REQUEST »
Go through the listing and copy every line word for word.

_ _ _ _

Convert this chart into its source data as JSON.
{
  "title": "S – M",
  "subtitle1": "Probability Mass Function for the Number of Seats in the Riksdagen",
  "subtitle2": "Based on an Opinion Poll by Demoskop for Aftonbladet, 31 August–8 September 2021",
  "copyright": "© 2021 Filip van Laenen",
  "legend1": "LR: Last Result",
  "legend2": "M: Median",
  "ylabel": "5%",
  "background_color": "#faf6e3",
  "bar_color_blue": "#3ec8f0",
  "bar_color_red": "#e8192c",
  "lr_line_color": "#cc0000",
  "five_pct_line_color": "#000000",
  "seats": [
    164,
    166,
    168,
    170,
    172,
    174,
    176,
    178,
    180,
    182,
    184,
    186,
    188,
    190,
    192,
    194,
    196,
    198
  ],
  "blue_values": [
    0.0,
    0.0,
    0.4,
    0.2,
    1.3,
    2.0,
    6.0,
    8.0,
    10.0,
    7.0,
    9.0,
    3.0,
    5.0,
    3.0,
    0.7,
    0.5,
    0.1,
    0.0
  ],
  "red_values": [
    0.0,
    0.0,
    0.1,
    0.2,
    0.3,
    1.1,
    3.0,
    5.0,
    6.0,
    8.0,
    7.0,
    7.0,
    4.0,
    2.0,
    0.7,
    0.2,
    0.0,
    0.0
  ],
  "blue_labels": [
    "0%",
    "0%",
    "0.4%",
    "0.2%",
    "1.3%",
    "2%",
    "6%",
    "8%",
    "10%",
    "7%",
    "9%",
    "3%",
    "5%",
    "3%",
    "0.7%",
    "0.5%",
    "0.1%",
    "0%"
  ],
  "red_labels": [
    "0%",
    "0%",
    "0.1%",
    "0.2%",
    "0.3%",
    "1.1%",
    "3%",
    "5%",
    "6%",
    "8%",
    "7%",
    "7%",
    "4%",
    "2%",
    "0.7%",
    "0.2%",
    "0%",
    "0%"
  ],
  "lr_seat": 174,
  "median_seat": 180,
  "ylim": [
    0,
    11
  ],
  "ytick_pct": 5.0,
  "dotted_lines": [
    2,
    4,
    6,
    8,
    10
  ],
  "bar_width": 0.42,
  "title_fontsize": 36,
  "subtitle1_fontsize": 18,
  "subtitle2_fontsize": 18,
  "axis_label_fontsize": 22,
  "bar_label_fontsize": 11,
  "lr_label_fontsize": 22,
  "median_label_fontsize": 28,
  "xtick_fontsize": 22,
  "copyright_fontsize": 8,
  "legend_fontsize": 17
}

_ _ _ _

OUTPUT BELOW »
Convert this chart into its source data as JSON.
{
  "title": "S – M",
  "subtitle1": "Probability Mass Function for the Number of Seats in the Riksdagen",
  "subtitle2": "Based on an Opinion Poll by Demoskop for Aftonbladet, 31 August–8 September 2021",
  "copyright": "© 2021 Filip van Laenen",
  "legend1": "LR: Last Result",
  "legend2": "M: Median",
  "ylabel": "5%",
  "background_color": "#faf6e3",
  "bar_color_blue": "#3ec8f0",
  "bar_color_red": "#e8192c",
  "lr_line_color": "#cc0000",
  "five_pct_line_color": "#000000",
  "seats": [
    164,
    166,
    168,
    170,
    172,
    174,
    176,
    178,
    180,
    182,
    184,
    186,
    188,
    190,
    192,
    194,
    196,
    198
  ],
  "blue_values": [
    0.0,
    0.0,
    0.4,
    0.2,
    1.3,
    2.0,
    6.0,
    8.0,
    10.0,
    7.0,
    9.0,
    3.0,
    5.0,
    3.0,
    0.7,
    0.5,
    0.1,
    0.0
  ],
  "red_values": [
    0.0,
    0.0,
    0.1,
    0.2,
    0.3,
    1.1,
    3.0,
    5.0,
    6.0,
    8.0,
    7.0,
    7.0,
    4.0,
    2.0,
    0.7,
    0.2,
    0.0,
    0.0
  ],
  "blue_labels": [
    "0%",
    "0%",
    "0.4%",
    "0.2%",
    "1.3%",
    "2%",
    "6%",
    "8%",
    "10%",
    "7%",
    "9%",
    "3%",
    "5%",
    "3%",
    "0.7%",
    "0.5%",
    "0.1%",
    "0%"
  ],
  "red_labels": [
    "0%",
    "0%",
    "0.1%",
    "0.2%",
    "0.3%",
    "1.1%",
    "3%",
    "5%",
    "6%",
    "8%",
    "7%",
    "7%",
    "4%",
    "2%",
    "0.7%",
    "0.2%",
    "0%",
    "0%"
  ],
  "lr_seat": 174,
  "median_seat": 180,
  "ylim": [
    0,
    11
  ],
  "ytick_pct": 5.0,
  "dotted_lines": [
    2,
    4,
    6,
    8,
    10
  ],
  "bar_width": 0.42,
  "title_fontsize": 36,
  "subtitle1_fontsize": 18,
  "subtitle2_fontsize": 18,
  "axis_label_fontsize": 22,
  "bar_label_fontsize": 11,
  "lr_label_fontsize": 22,
  "median_label_fontsize": 28,
  "xtick_fontsize": 22,
  "copyright_fontsize": 8,
  "legend_fontsize": 17
}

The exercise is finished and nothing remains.